Exercise details: Render the lines from the start of the records through the line that contains "x-mark-icon: ✖ [630,483,679,546]" as a numbered list, leaving out any blank lines.

(Labeled region entries)
— begin —

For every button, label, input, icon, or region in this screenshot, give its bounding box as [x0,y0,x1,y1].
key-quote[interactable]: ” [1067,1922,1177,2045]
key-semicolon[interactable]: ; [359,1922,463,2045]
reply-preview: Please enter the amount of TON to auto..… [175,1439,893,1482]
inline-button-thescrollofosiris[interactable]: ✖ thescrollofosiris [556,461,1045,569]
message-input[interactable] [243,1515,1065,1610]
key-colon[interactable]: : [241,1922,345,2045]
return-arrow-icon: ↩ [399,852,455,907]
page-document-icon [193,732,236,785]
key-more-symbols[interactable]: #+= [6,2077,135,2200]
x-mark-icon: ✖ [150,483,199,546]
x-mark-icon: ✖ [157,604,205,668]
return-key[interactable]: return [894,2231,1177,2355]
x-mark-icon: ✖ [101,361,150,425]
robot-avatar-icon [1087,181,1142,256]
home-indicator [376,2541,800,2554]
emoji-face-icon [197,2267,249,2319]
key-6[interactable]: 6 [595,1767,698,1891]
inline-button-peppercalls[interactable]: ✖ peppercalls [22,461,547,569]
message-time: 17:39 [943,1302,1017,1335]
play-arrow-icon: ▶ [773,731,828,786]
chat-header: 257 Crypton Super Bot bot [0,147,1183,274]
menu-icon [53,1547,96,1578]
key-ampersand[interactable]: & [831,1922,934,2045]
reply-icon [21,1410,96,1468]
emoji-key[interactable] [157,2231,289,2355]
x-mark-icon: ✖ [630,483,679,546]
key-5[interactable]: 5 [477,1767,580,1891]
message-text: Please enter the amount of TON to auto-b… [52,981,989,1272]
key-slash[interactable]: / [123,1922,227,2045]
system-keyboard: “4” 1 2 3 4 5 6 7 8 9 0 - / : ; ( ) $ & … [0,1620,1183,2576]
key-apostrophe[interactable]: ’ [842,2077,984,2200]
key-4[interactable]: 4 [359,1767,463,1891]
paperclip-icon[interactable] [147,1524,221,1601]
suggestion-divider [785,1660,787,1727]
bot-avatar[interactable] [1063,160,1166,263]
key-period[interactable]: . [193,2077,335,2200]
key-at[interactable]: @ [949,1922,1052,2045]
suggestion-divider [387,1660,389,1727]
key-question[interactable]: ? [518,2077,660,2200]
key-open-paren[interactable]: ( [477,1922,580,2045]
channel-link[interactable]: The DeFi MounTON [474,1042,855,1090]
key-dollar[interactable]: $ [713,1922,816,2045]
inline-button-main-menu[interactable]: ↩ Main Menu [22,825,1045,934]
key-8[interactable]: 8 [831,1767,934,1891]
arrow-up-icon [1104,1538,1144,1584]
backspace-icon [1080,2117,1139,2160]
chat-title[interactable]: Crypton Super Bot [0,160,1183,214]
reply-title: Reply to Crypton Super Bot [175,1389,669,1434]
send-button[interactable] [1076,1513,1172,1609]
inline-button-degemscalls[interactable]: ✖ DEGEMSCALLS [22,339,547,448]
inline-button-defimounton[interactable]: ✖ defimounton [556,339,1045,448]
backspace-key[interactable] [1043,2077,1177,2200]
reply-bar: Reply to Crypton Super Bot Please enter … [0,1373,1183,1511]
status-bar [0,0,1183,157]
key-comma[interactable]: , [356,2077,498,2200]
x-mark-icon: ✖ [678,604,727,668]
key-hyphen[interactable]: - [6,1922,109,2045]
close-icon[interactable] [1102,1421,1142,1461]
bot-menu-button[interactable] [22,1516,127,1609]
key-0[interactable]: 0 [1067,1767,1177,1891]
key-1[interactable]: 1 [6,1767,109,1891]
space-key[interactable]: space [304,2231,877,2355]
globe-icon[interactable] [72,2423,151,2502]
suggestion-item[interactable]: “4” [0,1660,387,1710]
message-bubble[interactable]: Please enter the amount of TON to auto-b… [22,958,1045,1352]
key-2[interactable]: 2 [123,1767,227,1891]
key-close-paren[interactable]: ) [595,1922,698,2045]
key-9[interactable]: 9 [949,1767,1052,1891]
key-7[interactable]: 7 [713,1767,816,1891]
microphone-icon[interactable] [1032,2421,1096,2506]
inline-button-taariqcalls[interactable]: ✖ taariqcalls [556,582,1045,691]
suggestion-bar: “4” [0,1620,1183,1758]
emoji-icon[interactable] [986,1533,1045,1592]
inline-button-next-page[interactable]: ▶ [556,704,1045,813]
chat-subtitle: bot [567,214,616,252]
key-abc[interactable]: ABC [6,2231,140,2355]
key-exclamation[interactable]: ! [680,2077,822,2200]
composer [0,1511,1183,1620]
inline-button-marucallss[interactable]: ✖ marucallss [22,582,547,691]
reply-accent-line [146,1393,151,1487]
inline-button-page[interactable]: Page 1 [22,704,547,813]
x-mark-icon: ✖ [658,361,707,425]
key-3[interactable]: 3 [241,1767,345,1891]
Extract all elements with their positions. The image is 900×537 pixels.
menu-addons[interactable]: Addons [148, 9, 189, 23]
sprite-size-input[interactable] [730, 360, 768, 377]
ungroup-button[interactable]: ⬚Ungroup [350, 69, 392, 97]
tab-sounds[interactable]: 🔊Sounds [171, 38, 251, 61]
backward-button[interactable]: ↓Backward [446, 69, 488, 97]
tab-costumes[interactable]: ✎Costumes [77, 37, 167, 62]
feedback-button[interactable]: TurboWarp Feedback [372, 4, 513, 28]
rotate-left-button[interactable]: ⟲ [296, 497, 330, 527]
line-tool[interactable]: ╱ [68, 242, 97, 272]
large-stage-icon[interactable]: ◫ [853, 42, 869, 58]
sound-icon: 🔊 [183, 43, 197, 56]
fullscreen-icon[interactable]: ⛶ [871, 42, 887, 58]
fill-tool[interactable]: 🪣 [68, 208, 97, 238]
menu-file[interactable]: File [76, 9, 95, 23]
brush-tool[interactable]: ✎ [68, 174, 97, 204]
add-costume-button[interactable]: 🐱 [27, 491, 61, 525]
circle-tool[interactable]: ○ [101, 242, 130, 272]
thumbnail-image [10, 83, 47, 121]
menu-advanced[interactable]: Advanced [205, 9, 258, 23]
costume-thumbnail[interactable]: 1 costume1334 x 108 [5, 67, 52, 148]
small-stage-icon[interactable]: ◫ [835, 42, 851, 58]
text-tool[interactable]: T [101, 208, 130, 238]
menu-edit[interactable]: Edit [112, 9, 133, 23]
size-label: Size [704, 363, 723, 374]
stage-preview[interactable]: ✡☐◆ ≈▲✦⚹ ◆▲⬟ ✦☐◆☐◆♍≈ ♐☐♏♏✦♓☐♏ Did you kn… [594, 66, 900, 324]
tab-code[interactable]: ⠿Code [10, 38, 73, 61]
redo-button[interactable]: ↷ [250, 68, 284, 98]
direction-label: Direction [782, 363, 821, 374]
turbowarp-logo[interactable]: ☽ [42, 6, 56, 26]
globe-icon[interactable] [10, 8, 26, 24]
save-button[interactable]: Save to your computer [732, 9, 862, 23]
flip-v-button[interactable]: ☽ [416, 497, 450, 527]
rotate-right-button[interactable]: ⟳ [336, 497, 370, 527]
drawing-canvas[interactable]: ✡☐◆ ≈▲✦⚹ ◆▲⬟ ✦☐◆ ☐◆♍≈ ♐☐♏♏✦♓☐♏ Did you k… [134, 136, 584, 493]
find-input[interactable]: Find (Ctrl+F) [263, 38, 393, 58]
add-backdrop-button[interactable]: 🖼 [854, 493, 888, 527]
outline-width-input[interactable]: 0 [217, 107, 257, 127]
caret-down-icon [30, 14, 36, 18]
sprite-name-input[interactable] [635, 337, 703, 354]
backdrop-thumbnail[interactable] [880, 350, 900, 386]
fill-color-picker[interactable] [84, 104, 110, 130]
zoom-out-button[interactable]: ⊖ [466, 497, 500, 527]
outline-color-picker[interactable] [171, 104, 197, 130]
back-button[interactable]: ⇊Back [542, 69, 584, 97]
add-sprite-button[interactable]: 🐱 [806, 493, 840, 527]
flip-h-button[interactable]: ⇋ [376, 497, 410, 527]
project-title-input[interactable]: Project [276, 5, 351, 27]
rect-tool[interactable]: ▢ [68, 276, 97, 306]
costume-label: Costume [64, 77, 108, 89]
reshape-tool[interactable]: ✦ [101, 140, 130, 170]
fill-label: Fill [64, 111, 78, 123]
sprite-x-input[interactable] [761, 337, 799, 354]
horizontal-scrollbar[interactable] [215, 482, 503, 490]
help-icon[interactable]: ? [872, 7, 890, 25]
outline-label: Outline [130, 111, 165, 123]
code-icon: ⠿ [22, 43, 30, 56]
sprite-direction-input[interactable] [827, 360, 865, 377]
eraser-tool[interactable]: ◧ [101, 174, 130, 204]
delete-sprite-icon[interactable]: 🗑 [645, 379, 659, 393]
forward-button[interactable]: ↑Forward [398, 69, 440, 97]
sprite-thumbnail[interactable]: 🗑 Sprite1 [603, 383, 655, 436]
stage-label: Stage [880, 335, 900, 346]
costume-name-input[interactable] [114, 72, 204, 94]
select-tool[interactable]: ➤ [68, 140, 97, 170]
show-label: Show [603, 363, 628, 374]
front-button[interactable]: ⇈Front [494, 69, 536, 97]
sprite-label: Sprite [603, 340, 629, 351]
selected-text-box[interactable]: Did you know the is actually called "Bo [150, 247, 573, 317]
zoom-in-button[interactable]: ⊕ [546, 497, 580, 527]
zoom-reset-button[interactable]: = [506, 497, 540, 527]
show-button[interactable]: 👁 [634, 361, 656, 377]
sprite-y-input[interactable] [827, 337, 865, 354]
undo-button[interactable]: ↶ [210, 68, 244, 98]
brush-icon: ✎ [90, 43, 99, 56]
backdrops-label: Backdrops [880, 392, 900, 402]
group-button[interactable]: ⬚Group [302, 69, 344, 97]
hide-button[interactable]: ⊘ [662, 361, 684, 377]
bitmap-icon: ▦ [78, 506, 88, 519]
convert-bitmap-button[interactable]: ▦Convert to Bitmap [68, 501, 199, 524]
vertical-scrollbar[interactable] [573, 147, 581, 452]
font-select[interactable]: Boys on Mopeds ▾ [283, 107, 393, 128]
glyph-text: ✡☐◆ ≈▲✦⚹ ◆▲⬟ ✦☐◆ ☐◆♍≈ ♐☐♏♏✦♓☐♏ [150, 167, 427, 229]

— end —

Expected answer:
1. For every button, label, input, icon, or region in this screenshot, give its bounding box as [x0,y0,x1,y1].
2. key-quote[interactable]: ” [1067,1922,1177,2045]
3. key-semicolon[interactable]: ; [359,1922,463,2045]
4. reply-preview: Please enter the amount of TON to auto..… [175,1439,893,1482]
5. inline-button-thescrollofosiris[interactable]: ✖ thescrollofosiris [556,461,1045,569]
6. message-input[interactable] [243,1515,1065,1610]
7. key-colon[interactable]: : [241,1922,345,2045]
8. return-arrow-icon: ↩ [399,852,455,907]
9. page-document-icon [193,732,236,785]
10. key-more-symbols[interactable]: #+= [6,2077,135,2200]
11. x-mark-icon: ✖ [150,483,199,546]
12. x-mark-icon: ✖ [157,604,205,668]
13. return-key[interactable]: return [894,2231,1177,2355]
14. x-mark-icon: ✖ [101,361,150,425]
15. robot-avatar-icon [1087,181,1142,256]
16. home-indicator [376,2541,800,2554]
17. emoji-face-icon [197,2267,249,2319]
18. key-6[interactable]: 6 [595,1767,698,1891]
19. inline-button-peppercalls[interactable]: ✖ peppercalls [22,461,547,569]
20. message-time: 17:39 [943,1302,1017,1335]
21. play-arrow-icon: ▶ [773,731,828,786]
22. chat-header: 257 Crypton Super Bot bot [0,147,1183,274]
23. menu-icon [53,1547,96,1578]
24. key-ampersand[interactable]: & [831,1922,934,2045]
25. reply-icon [21,1410,96,1468]
26. emoji-key[interactable] [157,2231,289,2355]
27. x-mark-icon: ✖ [630,483,679,546]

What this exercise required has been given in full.